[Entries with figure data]
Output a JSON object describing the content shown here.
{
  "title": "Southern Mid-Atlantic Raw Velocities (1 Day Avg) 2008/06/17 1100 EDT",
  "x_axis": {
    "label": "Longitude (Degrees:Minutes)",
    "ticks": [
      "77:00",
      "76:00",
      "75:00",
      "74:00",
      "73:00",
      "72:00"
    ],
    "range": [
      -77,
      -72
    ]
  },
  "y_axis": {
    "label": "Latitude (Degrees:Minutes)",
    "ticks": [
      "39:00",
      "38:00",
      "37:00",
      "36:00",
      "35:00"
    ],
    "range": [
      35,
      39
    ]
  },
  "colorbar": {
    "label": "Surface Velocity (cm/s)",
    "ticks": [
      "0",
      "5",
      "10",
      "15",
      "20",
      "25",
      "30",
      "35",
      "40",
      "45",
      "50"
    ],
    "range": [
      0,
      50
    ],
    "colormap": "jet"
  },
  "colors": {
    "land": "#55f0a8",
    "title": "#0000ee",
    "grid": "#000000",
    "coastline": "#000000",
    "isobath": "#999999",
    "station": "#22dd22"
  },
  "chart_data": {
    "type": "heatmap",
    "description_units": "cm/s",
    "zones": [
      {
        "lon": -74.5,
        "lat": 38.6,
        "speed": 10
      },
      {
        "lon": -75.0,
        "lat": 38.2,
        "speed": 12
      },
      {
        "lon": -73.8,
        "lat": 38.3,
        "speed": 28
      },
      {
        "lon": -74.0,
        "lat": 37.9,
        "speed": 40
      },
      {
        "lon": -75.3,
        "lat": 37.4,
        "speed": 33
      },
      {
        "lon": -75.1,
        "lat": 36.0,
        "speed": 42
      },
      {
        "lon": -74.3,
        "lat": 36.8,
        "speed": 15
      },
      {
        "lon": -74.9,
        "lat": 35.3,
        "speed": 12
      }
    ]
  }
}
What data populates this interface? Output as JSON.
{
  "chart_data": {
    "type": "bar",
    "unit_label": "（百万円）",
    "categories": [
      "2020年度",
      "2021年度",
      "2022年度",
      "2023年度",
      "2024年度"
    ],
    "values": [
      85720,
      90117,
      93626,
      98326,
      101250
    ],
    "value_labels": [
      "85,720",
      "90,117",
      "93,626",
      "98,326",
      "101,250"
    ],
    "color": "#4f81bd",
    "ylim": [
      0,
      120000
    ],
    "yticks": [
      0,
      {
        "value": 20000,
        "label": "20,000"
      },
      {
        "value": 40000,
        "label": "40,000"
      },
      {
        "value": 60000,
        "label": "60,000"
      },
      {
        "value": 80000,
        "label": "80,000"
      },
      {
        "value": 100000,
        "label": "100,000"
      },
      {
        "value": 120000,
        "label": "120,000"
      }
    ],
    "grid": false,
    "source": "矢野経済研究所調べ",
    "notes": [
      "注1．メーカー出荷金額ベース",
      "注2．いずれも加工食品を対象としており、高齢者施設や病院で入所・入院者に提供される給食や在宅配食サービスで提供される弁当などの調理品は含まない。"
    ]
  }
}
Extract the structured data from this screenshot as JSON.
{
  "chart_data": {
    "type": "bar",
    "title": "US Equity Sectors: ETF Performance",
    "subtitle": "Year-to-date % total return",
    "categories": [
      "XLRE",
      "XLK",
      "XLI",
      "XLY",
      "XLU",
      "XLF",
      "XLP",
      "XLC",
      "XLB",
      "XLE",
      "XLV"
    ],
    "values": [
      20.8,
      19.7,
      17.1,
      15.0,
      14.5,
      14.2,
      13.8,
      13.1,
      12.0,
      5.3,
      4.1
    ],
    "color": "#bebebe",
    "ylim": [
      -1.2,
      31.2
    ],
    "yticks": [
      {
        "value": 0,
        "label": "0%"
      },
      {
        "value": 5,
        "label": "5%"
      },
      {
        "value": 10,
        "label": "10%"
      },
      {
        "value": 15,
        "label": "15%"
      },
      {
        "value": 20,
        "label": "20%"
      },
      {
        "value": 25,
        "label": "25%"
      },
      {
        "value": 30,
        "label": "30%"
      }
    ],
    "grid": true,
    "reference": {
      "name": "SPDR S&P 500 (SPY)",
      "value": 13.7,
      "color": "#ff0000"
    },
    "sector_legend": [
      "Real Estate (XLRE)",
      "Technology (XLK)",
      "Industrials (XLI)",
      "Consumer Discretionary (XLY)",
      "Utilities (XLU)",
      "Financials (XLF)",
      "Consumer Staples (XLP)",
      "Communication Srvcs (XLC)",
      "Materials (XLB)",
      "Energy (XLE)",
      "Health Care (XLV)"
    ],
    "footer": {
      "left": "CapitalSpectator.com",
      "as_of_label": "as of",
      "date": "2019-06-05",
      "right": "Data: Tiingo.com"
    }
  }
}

Set exercise >>
Your task is to retype all the records above with nothing left out.

Worked answer >>
Output a JSON object describing the content shown here.
{
  "title": "Southern Mid-Atlantic Raw Velocities (1 Day Avg) 2008/06/17 1100 EDT",
  "x_axis": {
    "label": "Longitude (Degrees:Minutes)",
    "ticks": [
      "77:00",
      "76:00",
      "75:00",
      "74:00",
      "73:00",
      "72:00"
    ],
    "range": [
      -77,
      -72
    ]
  },
  "y_axis": {
    "label": "Latitude (Degrees:Minutes)",
    "ticks": [
      "39:00",
      "38:00",
      "37:00",
      "36:00",
      "35:00"
    ],
    "range": [
      35,
      39
    ]
  },
  "colorbar": {
    "label": "Surface Velocity (cm/s)",
    "ticks": [
      "0",
      "5",
      "10",
      "15",
      "20",
      "25",
      "30",
      "35",
      "40",
      "45",
      "50"
    ],
    "range": [
      0,
      50
    ],
    "colormap": "jet"
  },
  "colors": {
    "land": "#55f0a8",
    "title": "#0000ee",
    "grid": "#000000",
    "coastline": "#000000",
    "isobath": "#999999",
    "station": "#22dd22"
  },
  "chart_data": {
    "type": "heatmap",
    "description_units": "cm/s",
    "zones": [
      {
        "lon": -74.5,
        "lat": 38.6,
        "speed": 10
      },
      {
        "lon": -75.0,
        "lat": 38.2,
        "speed": 12
      },
      {
        "lon": -73.8,
        "lat": 38.3,
        "speed": 28
      },
      {
        "lon": -74.0,
        "lat": 37.9,
        "speed": 40
      },
      {
        "lon": -75.3,
        "lat": 37.4,
        "speed": 33
      },
      {
        "lon": -75.1,
        "lat": 36.0,
        "speed": 42
      },
      {
        "lon": -74.3,
        "lat": 36.8,
        "speed": 15
      },
      {
        "lon": -74.9,
        "lat": 35.3,
        "speed": 12
      }
    ]
  }
}
What data populates this interface? Output as JSON.
{
  "chart_data": {
    "type": "bar",
    "unit_label": "（百万円）",
    "categories": [
      "2020年度",
      "2021年度",
      "2022年度",
      "2023年度",
      "2024年度"
    ],
    "values": [
      85720,
      90117,
      93626,
      98326,
      101250
    ],
    "value_labels": [
      "85,720",
      "90,117",
      "93,626",
      "98,326",
      "101,250"
    ],
    "color": "#4f81bd",
    "ylim": [
      0,
      120000
    ],
    "yticks": [
      0,
      {
        "value": 20000,
        "label": "20,000"
      },
      {
        "value": 40000,
        "label": "40,000"
      },
      {
        "value": 60000,
        "label": "60,000"
      },
      {
        "value": 80000,
        "label": "80,000"
      },
      {
        "value": 100000,
        "label": "100,000"
      },
      {
        "value": 120000,
        "label": "120,000"
      }
    ],
    "grid": false,
    "source": "矢野経済研究所調べ",
    "notes": [
      "注1．メーカー出荷金額ベース",
      "注2．いずれも加工食品を対象としており、高齢者施設や病院で入所・入院者に提供される給食や在宅配食サービスで提供される弁当などの調理品は含まない。"
    ]
  }
}
Extract the structured data from this screenshot as JSON.
{
  "chart_data": {
    "type": "bar",
    "title": "US Equity Sectors: ETF Performance",
    "subtitle": "Year-to-date % total return",
    "categories": [
      "XLRE",
      "XLK",
      "XLI",
      "XLY",
      "XLU",
      "XLF",
      "XLP",
      "XLC",
      "XLB",
      "XLE",
      "XLV"
    ],
    "values": [
      20.8,
      19.7,
      17.1,
      15.0,
      14.5,
      14.2,
      13.8,
      13.1,
      12.0,
      5.3,
      4.1
    ],
    "color": "#bebebe",
    "ylim": [
      -1.2,
      31.2
    ],
    "yticks": [
      {
        "value": 0,
        "label": "0%"
      },
      {
        "value": 5,
        "label": "5%"
      },
      {
        "value": 10,
        "label": "10%"
      },
      {
        "value": 15,
        "label": "15%"
      },
      {
        "value": 20,
        "label": "20%"
      },
      {
        "value": 25,
        "label": "25%"
      },
      {
        "value": 30,
        "label": "30%"
      }
    ],
    "grid": true,
    "reference": {
      "name": "SPDR S&P 500 (SPY)",
      "value": 13.7,
      "color": "#ff0000"
    },
    "sector_legend": [
      "Real Estate (XLRE)",
      "Technology (XLK)",
      "Industrials (XLI)",
      "Consumer Discretionary (XLY)",
      "Utilities (XLU)",
      "Financials (XLF)",
      "Consumer Staples (XLP)",
      "Communication Srvcs (XLC)",
      "Materials (XLB)",
      "Energy (XLE)",
      "Health Care (XLV)"
    ],
    "footer": {
      "left": "CapitalSpectator.com",
      "as_of_label": "as of",
      "date": "2019-06-05",
      "right": "Data: Tiingo.com"
    }
  }
}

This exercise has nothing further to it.